[Exercise description]:
Set down each entry from the block beneath, exactly as written.

* start Entries provided *

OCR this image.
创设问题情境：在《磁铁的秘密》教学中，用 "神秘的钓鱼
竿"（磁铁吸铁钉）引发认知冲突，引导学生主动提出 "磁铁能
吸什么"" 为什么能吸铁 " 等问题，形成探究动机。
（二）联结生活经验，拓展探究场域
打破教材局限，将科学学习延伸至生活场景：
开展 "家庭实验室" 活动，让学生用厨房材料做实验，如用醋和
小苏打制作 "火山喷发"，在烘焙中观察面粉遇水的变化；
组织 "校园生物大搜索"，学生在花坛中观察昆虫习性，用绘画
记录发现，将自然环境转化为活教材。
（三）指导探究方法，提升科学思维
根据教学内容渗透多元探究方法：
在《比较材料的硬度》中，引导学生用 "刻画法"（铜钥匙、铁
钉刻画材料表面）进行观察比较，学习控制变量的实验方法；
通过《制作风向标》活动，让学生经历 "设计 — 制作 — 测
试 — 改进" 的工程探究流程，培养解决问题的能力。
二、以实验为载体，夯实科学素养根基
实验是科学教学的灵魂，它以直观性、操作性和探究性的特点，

* end Entries provided *

[Task result]:
OCR this image.
创设问题情境：在《磁铁的秘密》教学中，用 "神秘的钓鱼
竿"（磁铁吸铁钉）引发认知冲突，引导学生主动提出 "磁铁能
吸什么"" 为什么能吸铁 " 等问题，形成探究动机。
（二）联结生活经验，拓展探究场域
打破教材局限，将科学学习延伸至生活场景：
开展 "家庭实验室" 活动，让学生用厨房材料做实验，如用醋和
小苏打制作 "火山喷发"，在烘焙中观察面粉遇水的变化；
组织 "校园生物大搜索"，学生在花坛中观察昆虫习性，用绘画
记录发现，将自然环境转化为活教材。
（三）指导探究方法，提升科学思维
根据教学内容渗透多元探究方法：
在《比较材料的硬度》中，引导学生用 "刻画法"（铜钥匙、铁
钉刻画材料表面）进行观察比较，学习控制变量的实验方法；
通过《制作风向标》活动，让学生经历 "设计 — 制作 — 测
试 — 改进" 的工程探究流程，培养解决问题的能力。
二、以实验为载体，夯实科学素养根基
实验是科学教学的灵魂，它以直观性、操作性和探究性的特点，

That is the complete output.